*** Listed records
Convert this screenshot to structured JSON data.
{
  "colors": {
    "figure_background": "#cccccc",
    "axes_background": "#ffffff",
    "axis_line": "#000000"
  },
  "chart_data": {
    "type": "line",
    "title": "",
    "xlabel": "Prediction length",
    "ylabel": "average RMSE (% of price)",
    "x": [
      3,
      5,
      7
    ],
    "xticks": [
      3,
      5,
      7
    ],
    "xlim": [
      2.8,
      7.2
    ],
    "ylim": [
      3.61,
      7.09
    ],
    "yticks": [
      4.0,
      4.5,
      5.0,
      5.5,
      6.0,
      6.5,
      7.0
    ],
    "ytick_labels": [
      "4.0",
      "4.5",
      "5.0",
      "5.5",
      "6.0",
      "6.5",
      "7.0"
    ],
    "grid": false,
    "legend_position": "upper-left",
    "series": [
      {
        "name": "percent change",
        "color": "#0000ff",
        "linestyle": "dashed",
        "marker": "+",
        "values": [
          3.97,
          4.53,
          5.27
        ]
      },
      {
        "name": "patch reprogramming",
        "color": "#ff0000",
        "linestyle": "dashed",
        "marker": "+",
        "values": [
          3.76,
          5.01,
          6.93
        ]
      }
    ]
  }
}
******
(Task statement)
Print all of the entries exactly as they appear.

(Exercise result)
Convert this screenshot to structured JSON data.
{
  "colors": {
    "figure_background": "#cccccc",
    "axes_background": "#ffffff",
    "axis_line": "#000000"
  },
  "chart_data": {
    "type": "line",
    "title": "",
    "xlabel": "Prediction length",
    "ylabel": "average RMSE (% of price)",
    "x": [
      3,
      5,
      7
    ],
    "xticks": [
      3,
      5,
      7
    ],
    "xlim": [
      2.8,
      7.2
    ],
    "ylim": [
      3.61,
      7.09
    ],
    "yticks": [
      4.0,
      4.5,
      5.0,
      5.5,
      6.0,
      6.5,
      7.0
    ],
    "ytick_labels": [
      "4.0",
      "4.5",
      "5.0",
      "5.5",
      "6.0",
      "6.5",
      "7.0"
    ],
    "grid": false,
    "legend_position": "upper-left",
    "series": [
      {
        "name": "percent change",
        "color": "#0000ff",
        "linestyle": "dashed",
        "marker": "+",
        "values": [
          3.97,
          4.53,
          5.27
        ]
      },
      {
        "name": "patch reprogramming",
        "color": "#ff0000",
        "linestyle": "dashed",
        "marker": "+",
        "values": [
          3.76,
          5.01,
          6.93
        ]
      }
    ]
  }
}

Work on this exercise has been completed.